■ TASK BRIEF:
Go through the material below and copy all lines with "User".

■ INFORMATION GIVEN:
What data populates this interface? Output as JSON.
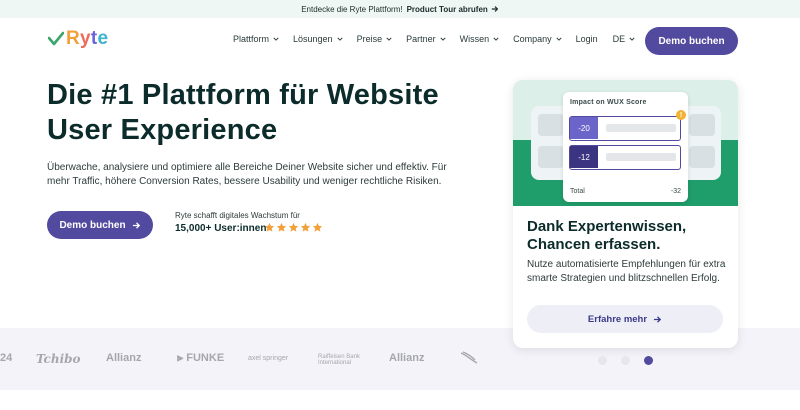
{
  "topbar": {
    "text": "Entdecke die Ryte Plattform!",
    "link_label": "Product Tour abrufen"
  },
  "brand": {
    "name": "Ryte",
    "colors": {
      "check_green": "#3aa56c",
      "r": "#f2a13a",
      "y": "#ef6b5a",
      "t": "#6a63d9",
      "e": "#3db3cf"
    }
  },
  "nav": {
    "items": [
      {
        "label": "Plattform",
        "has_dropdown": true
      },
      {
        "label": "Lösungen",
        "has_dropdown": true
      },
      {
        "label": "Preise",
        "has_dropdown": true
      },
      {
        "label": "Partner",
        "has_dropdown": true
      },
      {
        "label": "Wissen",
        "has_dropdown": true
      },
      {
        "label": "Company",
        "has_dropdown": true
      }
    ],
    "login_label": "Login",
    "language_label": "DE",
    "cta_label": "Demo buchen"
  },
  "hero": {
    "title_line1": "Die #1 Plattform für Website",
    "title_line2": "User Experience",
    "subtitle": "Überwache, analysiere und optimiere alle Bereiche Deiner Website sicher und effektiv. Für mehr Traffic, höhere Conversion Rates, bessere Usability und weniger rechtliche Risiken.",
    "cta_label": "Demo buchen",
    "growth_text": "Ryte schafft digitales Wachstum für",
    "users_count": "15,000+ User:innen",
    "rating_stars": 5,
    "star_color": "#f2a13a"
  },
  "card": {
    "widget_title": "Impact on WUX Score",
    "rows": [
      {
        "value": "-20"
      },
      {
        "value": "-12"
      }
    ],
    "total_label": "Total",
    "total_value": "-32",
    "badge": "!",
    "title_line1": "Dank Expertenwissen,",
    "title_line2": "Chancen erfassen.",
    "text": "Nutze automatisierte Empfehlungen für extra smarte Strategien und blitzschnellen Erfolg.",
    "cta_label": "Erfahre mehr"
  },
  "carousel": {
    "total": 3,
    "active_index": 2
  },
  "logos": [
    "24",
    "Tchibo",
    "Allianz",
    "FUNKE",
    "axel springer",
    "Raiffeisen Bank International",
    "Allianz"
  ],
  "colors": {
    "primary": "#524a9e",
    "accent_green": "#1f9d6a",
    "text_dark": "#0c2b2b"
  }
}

--

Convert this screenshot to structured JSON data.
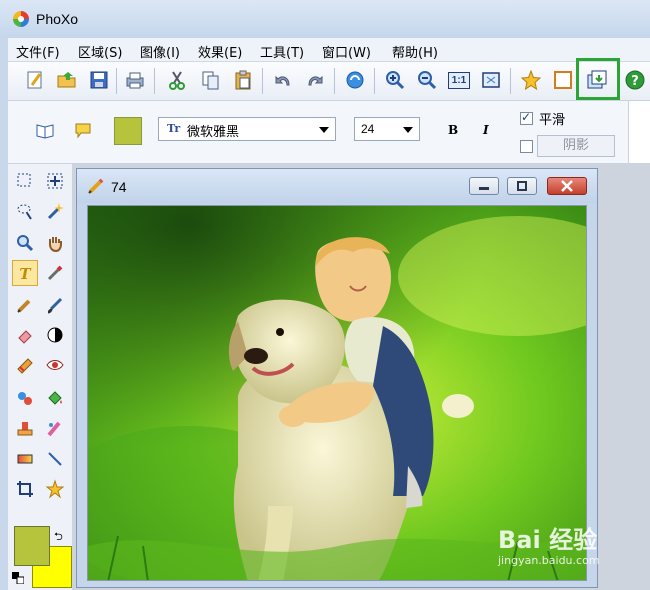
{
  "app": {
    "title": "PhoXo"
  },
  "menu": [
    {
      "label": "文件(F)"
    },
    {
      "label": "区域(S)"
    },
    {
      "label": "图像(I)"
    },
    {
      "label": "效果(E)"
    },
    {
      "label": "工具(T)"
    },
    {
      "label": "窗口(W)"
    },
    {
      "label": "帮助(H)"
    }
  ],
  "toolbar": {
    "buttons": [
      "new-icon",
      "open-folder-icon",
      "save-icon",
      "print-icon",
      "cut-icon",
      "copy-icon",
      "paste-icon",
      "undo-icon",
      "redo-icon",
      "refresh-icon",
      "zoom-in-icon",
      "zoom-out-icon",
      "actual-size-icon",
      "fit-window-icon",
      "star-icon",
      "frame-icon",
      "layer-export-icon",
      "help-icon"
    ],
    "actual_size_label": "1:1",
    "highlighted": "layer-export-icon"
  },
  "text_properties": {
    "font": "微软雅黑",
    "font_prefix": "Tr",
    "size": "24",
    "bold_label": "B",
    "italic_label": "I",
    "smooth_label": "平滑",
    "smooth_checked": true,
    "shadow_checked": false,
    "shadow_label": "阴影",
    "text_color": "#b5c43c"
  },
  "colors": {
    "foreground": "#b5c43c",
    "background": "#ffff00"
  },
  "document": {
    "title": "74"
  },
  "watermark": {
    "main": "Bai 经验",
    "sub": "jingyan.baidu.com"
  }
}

...

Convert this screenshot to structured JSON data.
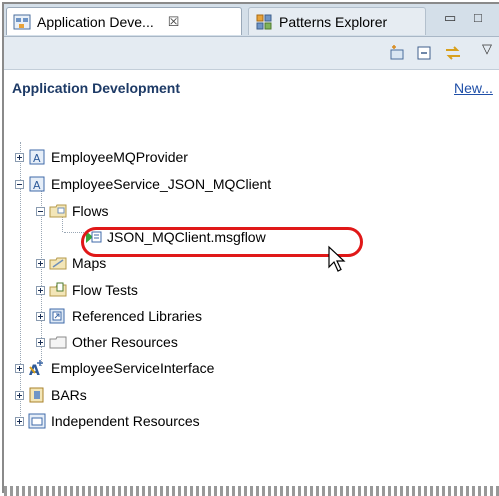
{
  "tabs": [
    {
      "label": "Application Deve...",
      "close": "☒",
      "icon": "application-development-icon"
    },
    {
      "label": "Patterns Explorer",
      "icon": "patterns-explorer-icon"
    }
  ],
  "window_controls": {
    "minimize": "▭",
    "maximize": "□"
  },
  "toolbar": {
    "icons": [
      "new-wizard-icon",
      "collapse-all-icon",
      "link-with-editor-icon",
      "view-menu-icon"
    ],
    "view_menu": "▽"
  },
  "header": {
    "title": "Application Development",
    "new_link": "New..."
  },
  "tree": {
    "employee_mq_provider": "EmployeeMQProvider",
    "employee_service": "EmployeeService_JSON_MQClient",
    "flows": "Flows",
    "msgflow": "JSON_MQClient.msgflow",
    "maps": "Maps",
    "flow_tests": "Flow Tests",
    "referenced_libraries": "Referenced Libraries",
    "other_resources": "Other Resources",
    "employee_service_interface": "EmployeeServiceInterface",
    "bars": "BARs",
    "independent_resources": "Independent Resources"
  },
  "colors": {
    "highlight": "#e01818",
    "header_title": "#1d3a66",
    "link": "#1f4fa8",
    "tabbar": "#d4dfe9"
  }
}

■ CORRECT RESULT:
    "title_line2": "User Experience",
    "users_count": "15,000+ User:innen",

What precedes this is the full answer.